*TASK:* Return each line of the material verbatim.

*MATERIAL SUPPLIED:*

§

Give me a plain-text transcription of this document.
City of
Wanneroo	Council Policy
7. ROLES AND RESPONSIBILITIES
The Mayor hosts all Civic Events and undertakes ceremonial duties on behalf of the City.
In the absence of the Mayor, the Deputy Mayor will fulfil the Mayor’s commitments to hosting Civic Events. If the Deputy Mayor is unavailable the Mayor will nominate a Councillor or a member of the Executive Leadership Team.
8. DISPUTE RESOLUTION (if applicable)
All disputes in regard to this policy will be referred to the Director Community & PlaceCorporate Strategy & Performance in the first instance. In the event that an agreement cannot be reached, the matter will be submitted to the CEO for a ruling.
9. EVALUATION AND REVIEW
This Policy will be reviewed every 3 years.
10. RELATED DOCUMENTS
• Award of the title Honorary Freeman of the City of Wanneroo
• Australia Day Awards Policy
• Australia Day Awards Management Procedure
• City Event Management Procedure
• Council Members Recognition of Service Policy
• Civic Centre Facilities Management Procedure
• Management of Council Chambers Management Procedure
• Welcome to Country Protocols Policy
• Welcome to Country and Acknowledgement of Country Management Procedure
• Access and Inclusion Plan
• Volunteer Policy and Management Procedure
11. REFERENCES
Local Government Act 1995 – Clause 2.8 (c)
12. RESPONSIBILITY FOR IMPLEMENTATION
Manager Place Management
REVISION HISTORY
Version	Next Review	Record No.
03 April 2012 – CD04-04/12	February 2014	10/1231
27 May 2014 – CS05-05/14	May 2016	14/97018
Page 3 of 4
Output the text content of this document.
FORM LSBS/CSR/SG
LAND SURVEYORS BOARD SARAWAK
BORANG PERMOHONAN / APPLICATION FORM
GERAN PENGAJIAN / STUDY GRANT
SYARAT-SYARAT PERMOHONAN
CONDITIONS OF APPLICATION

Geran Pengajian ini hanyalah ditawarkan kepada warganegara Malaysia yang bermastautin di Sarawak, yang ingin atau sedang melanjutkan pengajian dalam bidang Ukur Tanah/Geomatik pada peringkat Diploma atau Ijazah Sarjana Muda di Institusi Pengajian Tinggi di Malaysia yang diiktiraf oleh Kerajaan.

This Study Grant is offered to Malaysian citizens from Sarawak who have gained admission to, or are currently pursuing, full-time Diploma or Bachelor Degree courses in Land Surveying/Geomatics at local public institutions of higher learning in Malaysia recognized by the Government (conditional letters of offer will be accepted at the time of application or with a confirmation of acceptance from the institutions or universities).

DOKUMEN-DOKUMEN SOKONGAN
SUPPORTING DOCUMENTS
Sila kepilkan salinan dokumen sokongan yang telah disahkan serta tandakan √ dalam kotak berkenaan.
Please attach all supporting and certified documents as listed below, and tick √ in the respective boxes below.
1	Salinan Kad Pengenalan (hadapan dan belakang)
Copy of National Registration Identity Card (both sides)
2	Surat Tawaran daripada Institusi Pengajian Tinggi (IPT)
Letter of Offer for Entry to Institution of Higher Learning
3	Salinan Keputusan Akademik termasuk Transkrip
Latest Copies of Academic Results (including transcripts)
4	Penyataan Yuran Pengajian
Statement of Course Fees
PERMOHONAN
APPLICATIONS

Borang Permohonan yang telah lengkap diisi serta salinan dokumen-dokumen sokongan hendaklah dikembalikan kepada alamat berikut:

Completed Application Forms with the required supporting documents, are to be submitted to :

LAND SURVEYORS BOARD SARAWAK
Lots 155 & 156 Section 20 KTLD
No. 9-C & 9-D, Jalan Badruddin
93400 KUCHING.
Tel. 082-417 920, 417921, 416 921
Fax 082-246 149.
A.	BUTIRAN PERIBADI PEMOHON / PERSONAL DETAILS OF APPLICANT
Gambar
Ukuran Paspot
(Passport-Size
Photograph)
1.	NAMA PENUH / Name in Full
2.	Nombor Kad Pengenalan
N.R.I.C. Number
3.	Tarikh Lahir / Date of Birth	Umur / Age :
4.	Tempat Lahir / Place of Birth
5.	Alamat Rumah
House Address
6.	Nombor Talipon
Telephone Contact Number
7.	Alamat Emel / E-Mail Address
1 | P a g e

§

*FULL OUTPUT:*
Give me a plain-text transcription of this document.
City of
Wanneroo	Council Policy
7. ROLES AND RESPONSIBILITIES
The Mayor hosts all Civic Events and undertakes ceremonial duties on behalf of the City.
In the absence of the Mayor, the Deputy Mayor will fulfil the Mayor’s commitments to hosting Civic Events. If the Deputy Mayor is unavailable the Mayor will nominate a Councillor or a member of the Executive Leadership Team.
8. DISPUTE RESOLUTION (if applicable)
All disputes in regard to this policy will be referred to the Director Community & PlaceCorporate Strategy & Performance in the first instance. In the event that an agreement cannot be reached, the matter will be submitted to the CEO for a ruling.
9. EVALUATION AND REVIEW
This Policy will be reviewed every 3 years.
10. RELATED DOCUMENTS
• Award of the title Honorary Freeman of the City of Wanneroo
• Australia Day Awards Policy
• Australia Day Awards Management Procedure
• City Event Management Procedure
• Council Members Recognition of Service Policy
• Civic Centre Facilities Management Procedure
• Management of Council Chambers Management Procedure
• Welcome to Country Protocols Policy
• Welcome to Country and Acknowledgement of Country Management Procedure
• Access and Inclusion Plan
• Volunteer Policy and Management Procedure
11. REFERENCES
Local Government Act 1995 – Clause 2.8 (c)
12. RESPONSIBILITY FOR IMPLEMENTATION
Manager Place Management
REVISION HISTORY
Version	Next Review	Record No.
03 April 2012 – CD04-04/12	February 2014	10/1231
27 May 2014 – CS05-05/14	May 2016	14/97018
Page 3 of 4
Output the text content of this document.
FORM LSBS/CSR/SG
LAND SURVEYORS BOARD SARAWAK
BORANG PERMOHONAN / APPLICATION FORM
GERAN PENGAJIAN / STUDY GRANT
SYARAT-SYARAT PERMOHONAN
CONDITIONS OF APPLICATION

Geran Pengajian ini hanyalah ditawarkan kepada warganegara Malaysia yang bermastautin di Sarawak, yang ingin atau sedang melanjutkan pengajian dalam bidang Ukur Tanah/Geomatik pada peringkat Diploma atau Ijazah Sarjana Muda di Institusi Pengajian Tinggi di Malaysia yang diiktiraf oleh Kerajaan.

This Study Grant is offered to Malaysian citizens from Sarawak who have gained admission to, or are currently pursuing, full-time Diploma or Bachelor Degree courses in Land Surveying/Geomatics at local public institutions of higher learning in Malaysia recognized by the Government (conditional letters of offer will be accepted at the time of application or with a confirmation of acceptance from the institutions or universities).

DOKUMEN-DOKUMEN SOKONGAN
SUPPORTING DOCUMENTS
Sila kepilkan salinan dokumen sokongan yang telah disahkan serta tandakan √ dalam kotak berkenaan.
Please attach all supporting and certified documents as listed below, and tick √ in the respective boxes below.
1	Salinan Kad Pengenalan (hadapan dan belakang)
Copy of National Registration Identity Card (both sides)
2	Surat Tawaran daripada Institusi Pengajian Tinggi (IPT)
Letter of Offer for Entry to Institution of Higher Learning
3	Salinan Keputusan Akademik termasuk Transkrip
Latest Copies of Academic Results (including transcripts)
4	Penyataan Yuran Pengajian
Statement of Course Fees
PERMOHONAN
APPLICATIONS

Borang Permohonan yang telah lengkap diisi serta salinan dokumen-dokumen sokongan hendaklah dikembalikan kepada alamat berikut:

Completed Application Forms with the required supporting documents, are to be submitted to :

LAND SURVEYORS BOARD SARAWAK
Lots 155 & 156 Section 20 KTLD
No. 9-C & 9-D, Jalan Badruddin
93400 KUCHING.
Tel. 082-417 920, 417921, 416 921
Fax 082-246 149.
A.	BUTIRAN PERIBADI PEMOHON / PERSONAL DETAILS OF APPLICANT
Gambar
Ukuran Paspot
(Passport-Size
Photograph)
1.	NAMA PENUH / Name in Full
2.	Nombor Kad Pengenalan
N.R.I.C. Number
3.	Tarikh Lahir / Date of Birth	Umur / Age :
4.	Tempat Lahir / Place of Birth
5.	Alamat Rumah
House Address
6.	Nombor Talipon
Telephone Contact Number
7.	Alamat Emel / E-Mail Address
1 | P a g e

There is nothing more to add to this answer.